Description of the task:
Reproduce all of the data that follows, character for character.

====== The records

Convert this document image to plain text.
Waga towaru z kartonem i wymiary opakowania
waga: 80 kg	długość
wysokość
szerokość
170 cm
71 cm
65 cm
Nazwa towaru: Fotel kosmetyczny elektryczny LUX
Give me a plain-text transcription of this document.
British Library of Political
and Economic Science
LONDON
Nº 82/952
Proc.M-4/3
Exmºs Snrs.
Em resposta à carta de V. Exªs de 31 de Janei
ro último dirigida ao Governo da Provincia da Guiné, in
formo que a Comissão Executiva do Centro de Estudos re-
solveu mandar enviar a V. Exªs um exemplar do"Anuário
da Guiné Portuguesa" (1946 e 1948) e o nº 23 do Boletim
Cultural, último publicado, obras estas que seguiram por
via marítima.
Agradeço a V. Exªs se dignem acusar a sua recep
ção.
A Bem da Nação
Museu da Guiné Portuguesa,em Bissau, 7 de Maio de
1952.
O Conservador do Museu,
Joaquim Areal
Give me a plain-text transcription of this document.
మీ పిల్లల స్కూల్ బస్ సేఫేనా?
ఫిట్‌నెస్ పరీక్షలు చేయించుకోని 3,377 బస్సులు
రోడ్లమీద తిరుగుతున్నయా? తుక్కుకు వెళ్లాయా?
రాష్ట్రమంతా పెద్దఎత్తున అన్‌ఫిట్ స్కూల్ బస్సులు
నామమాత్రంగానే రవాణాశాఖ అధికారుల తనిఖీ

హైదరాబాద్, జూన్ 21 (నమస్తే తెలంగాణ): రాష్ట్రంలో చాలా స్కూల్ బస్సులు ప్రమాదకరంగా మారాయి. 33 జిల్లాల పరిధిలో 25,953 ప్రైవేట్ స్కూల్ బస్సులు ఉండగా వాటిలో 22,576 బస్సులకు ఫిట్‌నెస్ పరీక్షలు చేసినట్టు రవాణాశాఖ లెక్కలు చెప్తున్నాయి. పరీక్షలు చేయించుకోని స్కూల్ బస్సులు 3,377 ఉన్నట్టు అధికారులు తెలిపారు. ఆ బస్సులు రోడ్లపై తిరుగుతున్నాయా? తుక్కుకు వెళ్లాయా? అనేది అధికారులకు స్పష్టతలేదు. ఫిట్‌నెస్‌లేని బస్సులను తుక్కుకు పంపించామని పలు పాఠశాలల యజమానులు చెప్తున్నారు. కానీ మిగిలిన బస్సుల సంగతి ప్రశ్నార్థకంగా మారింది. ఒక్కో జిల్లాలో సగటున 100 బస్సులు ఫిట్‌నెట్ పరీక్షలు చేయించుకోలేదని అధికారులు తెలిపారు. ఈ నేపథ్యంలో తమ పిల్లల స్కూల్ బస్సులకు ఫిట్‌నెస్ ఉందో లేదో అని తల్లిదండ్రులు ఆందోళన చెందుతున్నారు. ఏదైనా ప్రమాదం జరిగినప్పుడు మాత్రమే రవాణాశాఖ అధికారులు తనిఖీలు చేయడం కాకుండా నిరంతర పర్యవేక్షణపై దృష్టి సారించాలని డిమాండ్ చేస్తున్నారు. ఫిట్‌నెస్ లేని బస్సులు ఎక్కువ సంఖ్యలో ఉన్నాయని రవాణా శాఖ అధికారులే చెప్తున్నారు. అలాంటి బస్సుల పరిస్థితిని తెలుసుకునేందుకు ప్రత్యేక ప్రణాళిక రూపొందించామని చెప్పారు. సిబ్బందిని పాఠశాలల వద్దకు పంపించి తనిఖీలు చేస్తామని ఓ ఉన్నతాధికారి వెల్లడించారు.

============

Written solution:
Convert this document image to plain text.
Waga towaru z kartonem i wymiary opakowania
waga: 80 kg	długość
wysokość
szerokość
170 cm
71 cm
65 cm
Nazwa towaru: Fotel kosmetyczny elektryczny LUX
Give me a plain-text transcription of this document.
British Library of Political
and Economic Science
LONDON
Nº 82/952
Proc.M-4/3
Exmºs Snrs.
Em resposta à carta de V. Exªs de 31 de Janei
ro último dirigida ao Governo da Provincia da Guiné, in
formo que a Comissão Executiva do Centro de Estudos re-
solveu mandar enviar a V. Exªs um exemplar do"Anuário
da Guiné Portuguesa" (1946 e 1948) e o nº 23 do Boletim
Cultural, último publicado, obras estas que seguiram por
via marítima.
Agradeço a V. Exªs se dignem acusar a sua recep
ção.
A Bem da Nação
Museu da Guiné Portuguesa,em Bissau, 7 de Maio de
1952.
O Conservador do Museu,
Joaquim Areal
Give me a plain-text transcription of this document.
మీ పిల్లల స్కూల్ బస్ సేఫేనా?
ఫిట్‌నెస్ పరీక్షలు చేయించుకోని 3,377 బస్సులు
రోడ్లమీద తిరుగుతున్నయా? తుక్కుకు వెళ్లాయా?
రాష్ట్రమంతా పెద్దఎత్తున అన్‌ఫిట్ స్కూల్ బస్సులు
నామమాత్రంగానే రవాణాశాఖ అధికారుల తనిఖీ

హైదరాబాద్, జూన్ 21 (నమస్తే తెలంగాణ): రాష్ట్రంలో చాలా స్కూల్ బస్సులు ప్రమాదకరంగా మారాయి. 33 జిల్లాల పరిధిలో 25,953 ప్రైవేట్ స్కూల్ బస్సులు ఉండగా వాటిలో 22,576 బస్సులకు ఫిట్‌నెస్ పరీక్షలు చేసినట్టు రవాణాశాఖ లెక్కలు చెప్తున్నాయి. పరీక్షలు చేయించుకోని స్కూల్ బస్సులు 3,377 ఉన్నట్టు అధికారులు తెలిపారు. ఆ బస్సులు రోడ్లపై తిరుగుతున్నాయా? తుక్కుకు వెళ్లాయా? అనేది అధికారులకు స్పష్టతలేదు. ఫిట్‌నెస్‌లేని బస్సులను తుక్కుకు పంపించామని పలు పాఠశాలల యజమానులు చెప్తున్నారు. కానీ మిగిలిన బస్సుల సంగతి ప్రశ్నార్థకంగా మారింది. ఒక్కో జిల్లాలో సగటున 100 బస్సులు ఫిట్‌నెట్ పరీక్షలు చేయించుకోలేదని అధికారులు తెలిపారు. ఈ నేపథ్యంలో తమ పిల్లల స్కూల్ బస్సులకు ఫిట్‌నెస్ ఉందో లేదో అని తల్లిదండ్రులు ఆందోళన చెందుతున్నారు. ఏదైనా ప్రమాదం జరిగినప్పుడు మాత్రమే రవాణాశాఖ అధికారులు తనిఖీలు చేయడం కాకుండా నిరంతర పర్యవేక్షణపై దృష్టి సారించాలని డిమాండ్ చేస్తున్నారు. ఫిట్‌నెస్ లేని బస్సులు ఎక్కువ సంఖ్యలో ఉన్నాయని రవాణా శాఖ అధికారులే చెప్తున్నారు. అలాంటి బస్సుల పరిస్థితిని తెలుసుకునేందుకు ప్రత్యేక ప్రణాళిక రూపొందించామని చెప్పారు. సిబ్బందిని పాఠశాలల వద్దకు పంపించి తనిఖీలు చేస్తామని ఓ ఉన్నతాధికారి వెల్లడించారు.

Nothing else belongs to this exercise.